Start of Dataset rows

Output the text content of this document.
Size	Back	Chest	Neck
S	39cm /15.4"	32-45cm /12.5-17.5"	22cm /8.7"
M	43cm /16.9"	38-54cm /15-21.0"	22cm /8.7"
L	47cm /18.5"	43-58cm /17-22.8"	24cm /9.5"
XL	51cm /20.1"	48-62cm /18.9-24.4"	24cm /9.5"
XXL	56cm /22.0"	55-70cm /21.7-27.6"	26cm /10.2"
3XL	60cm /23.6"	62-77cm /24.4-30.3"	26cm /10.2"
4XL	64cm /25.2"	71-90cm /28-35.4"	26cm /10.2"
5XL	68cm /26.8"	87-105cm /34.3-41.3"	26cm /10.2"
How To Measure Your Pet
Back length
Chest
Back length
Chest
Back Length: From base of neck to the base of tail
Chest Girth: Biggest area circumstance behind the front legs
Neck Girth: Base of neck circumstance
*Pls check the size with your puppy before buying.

End of Dataset rows

**Exercise instructions**
Only lines with the string "Back" belong in your answer; copy each one.

**Solution**
Size	Back	Chest	Neck
Back length
Back length
Back Length: From base of neck to the base of tail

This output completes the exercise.